EXERCISE |
Repeat the material exactly, leaving nothing out.

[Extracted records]

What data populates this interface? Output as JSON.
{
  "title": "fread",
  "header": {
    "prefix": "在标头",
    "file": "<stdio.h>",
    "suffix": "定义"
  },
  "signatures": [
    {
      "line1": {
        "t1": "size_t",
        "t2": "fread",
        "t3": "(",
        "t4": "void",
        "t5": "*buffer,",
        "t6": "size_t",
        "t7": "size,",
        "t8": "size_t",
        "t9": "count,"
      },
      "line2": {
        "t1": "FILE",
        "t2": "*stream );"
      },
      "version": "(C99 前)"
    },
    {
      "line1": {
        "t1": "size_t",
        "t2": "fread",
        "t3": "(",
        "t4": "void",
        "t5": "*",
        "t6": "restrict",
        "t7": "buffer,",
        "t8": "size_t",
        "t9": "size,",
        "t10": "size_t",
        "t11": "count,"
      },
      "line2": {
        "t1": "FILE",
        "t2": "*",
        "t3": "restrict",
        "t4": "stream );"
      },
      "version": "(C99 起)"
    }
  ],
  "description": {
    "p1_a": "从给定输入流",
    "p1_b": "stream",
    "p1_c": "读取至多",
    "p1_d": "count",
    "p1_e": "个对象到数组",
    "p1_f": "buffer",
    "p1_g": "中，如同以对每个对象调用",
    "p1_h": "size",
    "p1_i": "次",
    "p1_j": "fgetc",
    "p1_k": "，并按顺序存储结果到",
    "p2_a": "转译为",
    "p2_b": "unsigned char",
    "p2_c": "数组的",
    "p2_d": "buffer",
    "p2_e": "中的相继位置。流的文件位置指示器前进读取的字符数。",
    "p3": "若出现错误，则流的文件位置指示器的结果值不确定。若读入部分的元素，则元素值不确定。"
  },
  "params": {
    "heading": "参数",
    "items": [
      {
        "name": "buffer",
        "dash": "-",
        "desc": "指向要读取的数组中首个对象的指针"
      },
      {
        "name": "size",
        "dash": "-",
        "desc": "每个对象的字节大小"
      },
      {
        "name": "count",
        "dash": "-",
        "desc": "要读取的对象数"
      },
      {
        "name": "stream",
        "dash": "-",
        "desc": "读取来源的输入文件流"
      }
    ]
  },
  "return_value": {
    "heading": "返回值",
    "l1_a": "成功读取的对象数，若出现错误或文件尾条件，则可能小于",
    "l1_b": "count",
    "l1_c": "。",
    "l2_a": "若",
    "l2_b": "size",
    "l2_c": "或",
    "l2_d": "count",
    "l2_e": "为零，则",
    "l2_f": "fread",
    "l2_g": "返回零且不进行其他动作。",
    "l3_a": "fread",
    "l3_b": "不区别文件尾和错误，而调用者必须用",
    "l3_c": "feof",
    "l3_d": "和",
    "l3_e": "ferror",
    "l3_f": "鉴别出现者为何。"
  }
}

COMPLETE OUTPUT |
What data populates this interface? Output as JSON.
{
  "title": "fread",
  "header": {
    "prefix": "在标头",
    "file": "<stdio.h>",
    "suffix": "定义"
  },
  "signatures": [
    {
      "line1": {
        "t1": "size_t",
        "t2": "fread",
        "t3": "(",
        "t4": "void",
        "t5": "*buffer,",
        "t6": "size_t",
        "t7": "size,",
        "t8": "size_t",
        "t9": "count,"
      },
      "line2": {
        "t1": "FILE",
        "t2": "*stream );"
      },
      "version": "(C99 前)"
    },
    {
      "line1": {
        "t1": "size_t",
        "t2": "fread",
        "t3": "(",
        "t4": "void",
        "t5": "*",
        "t6": "restrict",
        "t7": "buffer,",
        "t8": "size_t",
        "t9": "size,",
        "t10": "size_t",
        "t11": "count,"
      },
      "line2": {
        "t1": "FILE",
        "t2": "*",
        "t3": "restrict",
        "t4": "stream );"
      },
      "version": "(C99 起)"
    }
  ],
  "description": {
    "p1_a": "从给定输入流",
    "p1_b": "stream",
    "p1_c": "读取至多",
    "p1_d": "count",
    "p1_e": "个对象到数组",
    "p1_f": "buffer",
    "p1_g": "中，如同以对每个对象调用",
    "p1_h": "size",
    "p1_i": "次",
    "p1_j": "fgetc",
    "p1_k": "，并按顺序存储结果到",
    "p2_a": "转译为",
    "p2_b": "unsigned char",
    "p2_c": "数组的",
    "p2_d": "buffer",
    "p2_e": "中的相继位置。流的文件位置指示器前进读取的字符数。",
    "p3": "若出现错误，则流的文件位置指示器的结果值不确定。若读入部分的元素，则元素值不确定。"
  },
  "params": {
    "heading": "参数",
    "items": [
      {
        "name": "buffer",
        "dash": "-",
        "desc": "指向要读取的数组中首个对象的指针"
      },
      {
        "name": "size",
        "dash": "-",
        "desc": "每个对象的字节大小"
      },
      {
        "name": "count",
        "dash": "-",
        "desc": "要读取的对象数"
      },
      {
        "name": "stream",
        "dash": "-",
        "desc": "读取来源的输入文件流"
      }
    ]
  },
  "return_value": {
    "heading": "返回值",
    "l1_a": "成功读取的对象数，若出现错误或文件尾条件，则可能小于",
    "l1_b": "count",
    "l1_c": "。",
    "l2_a": "若",
    "l2_b": "size",
    "l2_c": "或",
    "l2_d": "count",
    "l2_e": "为零，则",
    "l2_f": "fread",
    "l2_g": "返回零且不进行其他动作。",
    "l3_a": "fread",
    "l3_b": "不区别文件尾和错误，而调用者必须用",
    "l3_c": "feof",
    "l3_d": "和",
    "l3_e": "ferror",
    "l3_f": "鉴别出现者为何。"
  }
}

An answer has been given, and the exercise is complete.